▶ _Given request_
Extract every line from the records below that contains the word "порядке".

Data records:
━━━━━━

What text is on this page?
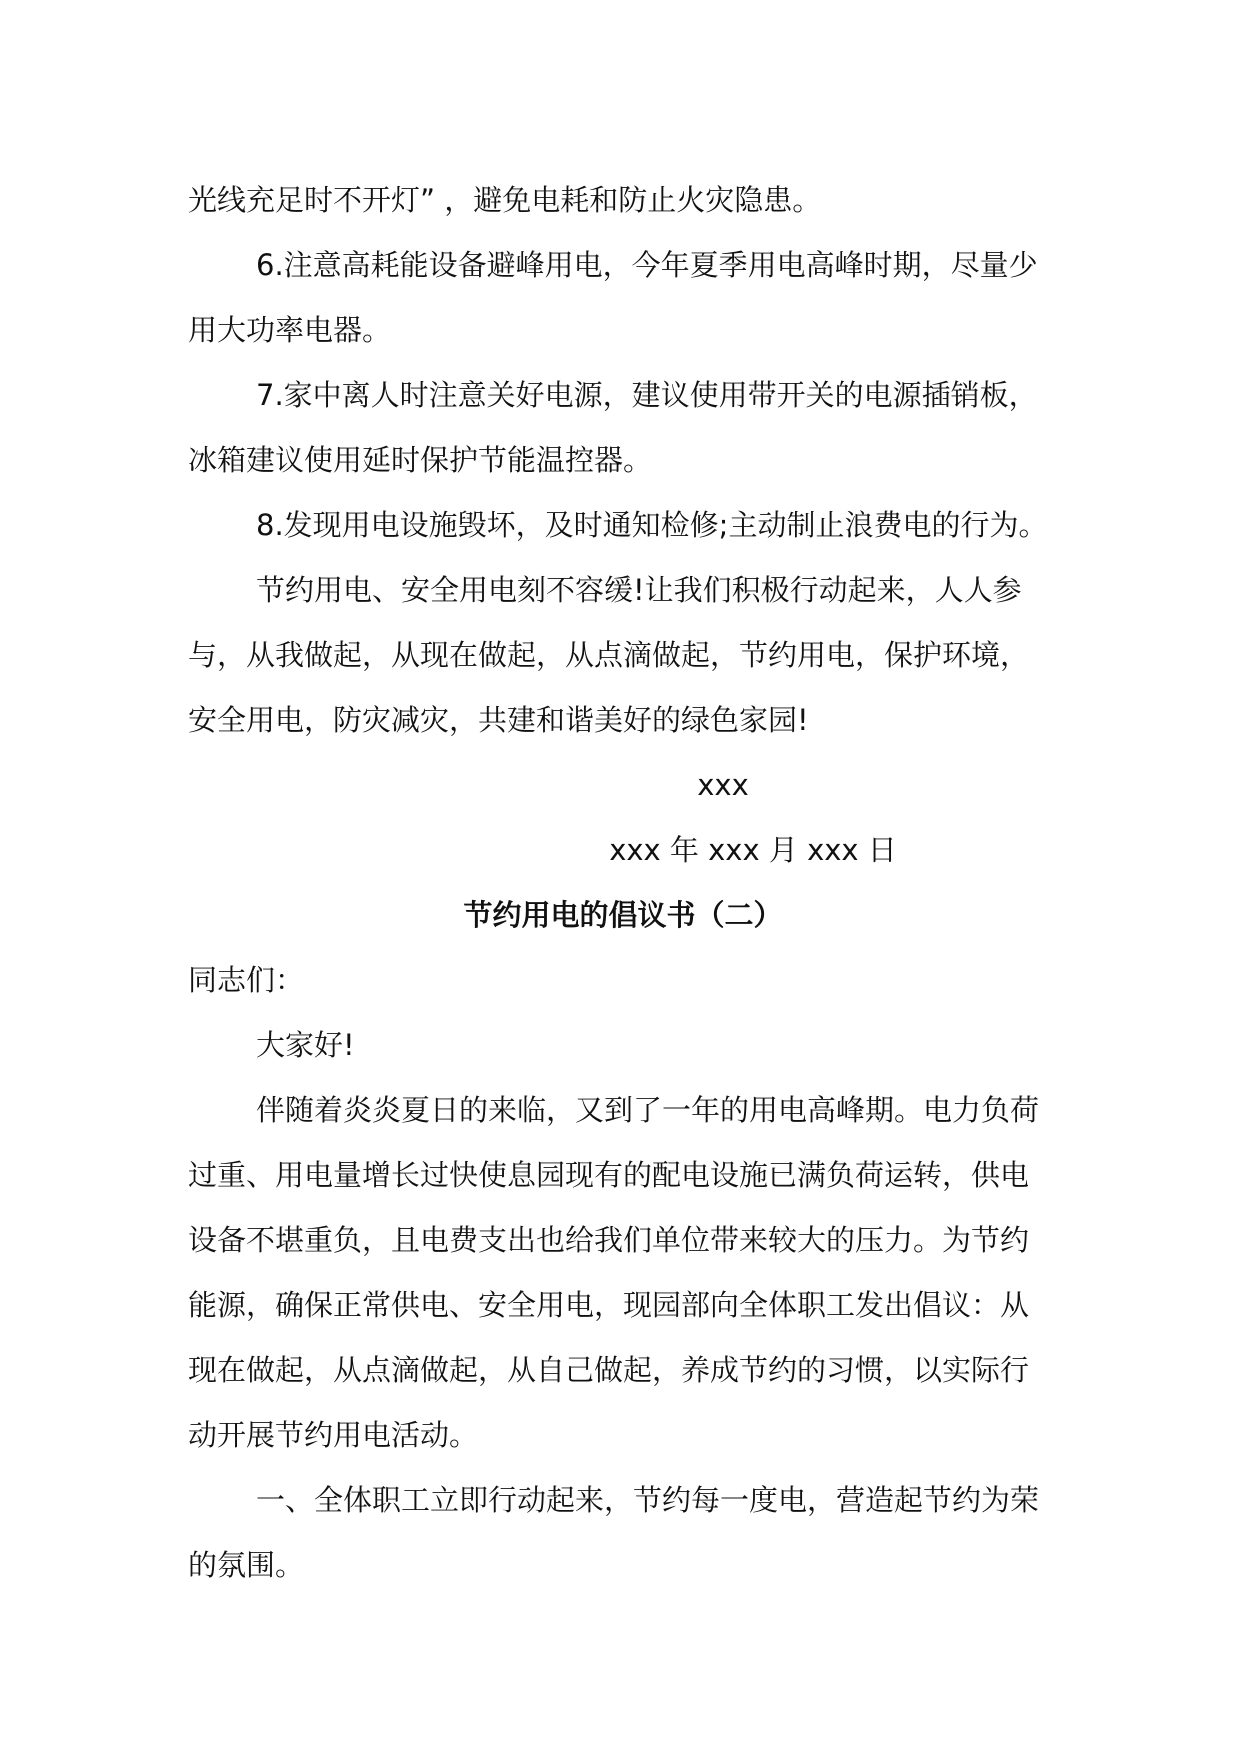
光线充足时不开灯” ，避免电耗和防止火灾隐患。
6.注意高耗能设备避峰用电，今年夏季用电高峰时期，尽量少
用大功率电器。
7.家中离人时注意关好电源，建议使用带开关的电源插销板，
冰箱建议使用延时保护节能温控器。
8.发现用电设施毁坏，及时通知检修;主动制止浪费电的行为。
节约用电、安全用电刻不容缓!让我们积极行动起来，人人参
与，从我做起，从现在做起，从点滴做起，节约用电，保护环境，
安全用电，防灾减灾，共建和谐美好的绿色家园!
xxx
xxx 年 xxx 月 xxx 日
节约用电的倡议书（二）
同志们：
大家好!
伴随着炎炎夏日的来临，又到了一年的用电高峰期。电力负荷
过重、用电量增长过快使息园现有的配电设施已满负荷运转，供电
设备不堪重负，且电费支出也给我们单位带来较大的压力。为节约
能源，确保正常供电、安全用电，现园部向全体职工发出倡议：从
现在做起，从点滴做起，从自己做起，养成节约的习惯，以实际行
动开展节约用电活动。
一、全体职工立即行动起来，节约每一度电，营造起节约为荣
的氛围。
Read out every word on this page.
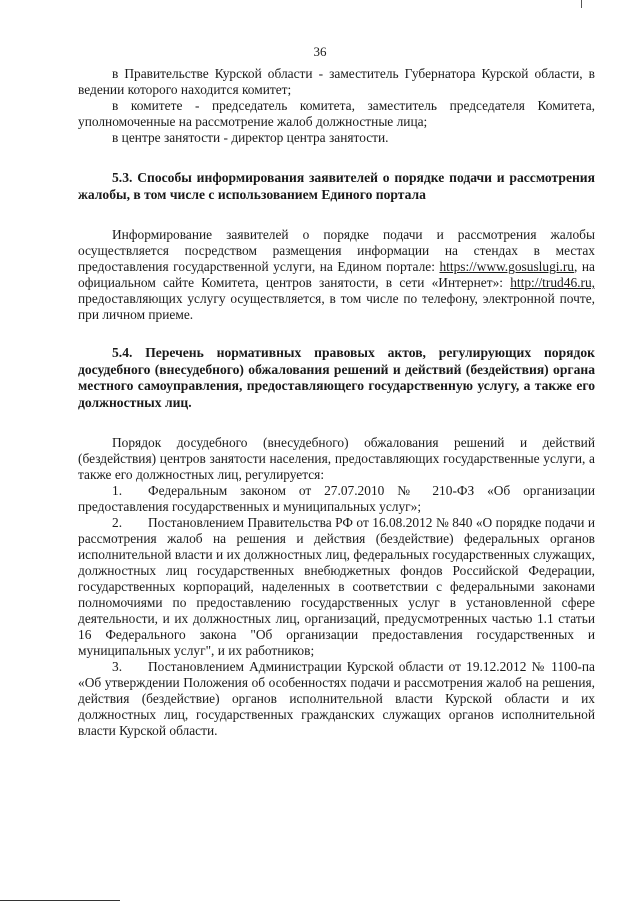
36

в Правительстве Курской области - заместитель Губернатора Курской области, в ведении которого находится комитет;

в комитете - председатель комитета, заместитель председателя Комитета, уполномоченные на рассмотрение жалоб должностные лица;

в центре занятости - директор центра занятости.

5.3. Способы информирования заявителей о порядке подачи и рассмотрения жалобы, в том числе с использованием Единого портала

Информирование заявителей о порядке подачи и рассмотрения жалобы осуществляется посредством размещения информации на стендах в местах предоставления государственной услуги, на Едином портале: https://www.gosuslugi.ru, на официальном сайте Комитета, центров занятости, в сети «Интернет»: http://trud46.ru, предоставляющих услугу осуществляется, в том числе по телефону, электронной почте, при личном приеме.

5.4. Перечень нормативных правовых актов, регулирующих порядок досудебного (внесудебного) обжалования решений и действий (бездействия) органа местного самоуправления, предоставляющего государственную услугу, а также его должностных лиц.

Порядок досудебного (внесудебного) обжалования решений и действий (бездействия) центров занятости населения, предоставляющих государственные услуги, а также его должностных лиц, регулируется:

1. Федеральным законом от 27.07.2010 № 210-ФЗ «Об организации предоставления государственных и муниципальных услуг»;

2. Постановлением Правительства РФ от 16.08.2012 № 840 «О порядке подачи и рассмотрения жалоб на решения и действия (бездействие) федеральных органов исполнительной власти и их должностных лиц, федеральных государственных служащих, должностных лиц государственных внебюджетных фондов Российской Федерации, государственных корпораций, наделенных в соответствии с федеральными законами полномочиями по предоставлению государственных услуг в установленной сфере деятельности, и их должностных лиц, организаций, предусмотренных частью 1.1 статьи 16 Федерального закона "Об организации предоставления государственных и муниципальных услуг", и их работников;

3. Постановлением Администрации Курской области от 19.12.2012 № 1100-па «Об утверждении Положения об особенностях подачи и рассмотрения жалоб на решения, действия (бездействие) органов исполнительной власти Курской области и их должностных лиц, государственных гражданских служащих органов исполнительной власти Курской области.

━━━━━━

▶ _The solution_
5.3. Способы информирования заявителей о порядке подачи и рассмотрения жалобы, в том числе с использованием Единого портала
Информирование заявителей о порядке подачи и рассмотрения жалобы осуществляется посредством размещения информации на стендах в местах предоставления государственной услуги, на Едином портале: https://www.gosuslugi.ru, на официальном сайте Комитета, центров занятости, в сети «Интернет»: http://trud46.ru, предоставляющих услугу осуществляется, в том числе по телефону, электронной почте, при личном приеме.
2. Постановлением Правительства РФ от 16.08.2012 № 840 «О порядке подачи и рассмотрения жалоб на решения и действия (бездействие) федеральных органов исполнительной власти и их должностных лиц, федеральных государственных служащих, должностных лиц государственных внебюджетных фондов Российской Федерации, государственных корпораций, наделенных в соответствии с федеральными законами полномочиями по предоставлению государственных услуг в установленной сфере деятельности, и их должностных лиц, организаций, предусмотренных частью 1.1 статьи 16 Федерального закона "Об организации предоставления государственных и муниципальных услуг", и их работников;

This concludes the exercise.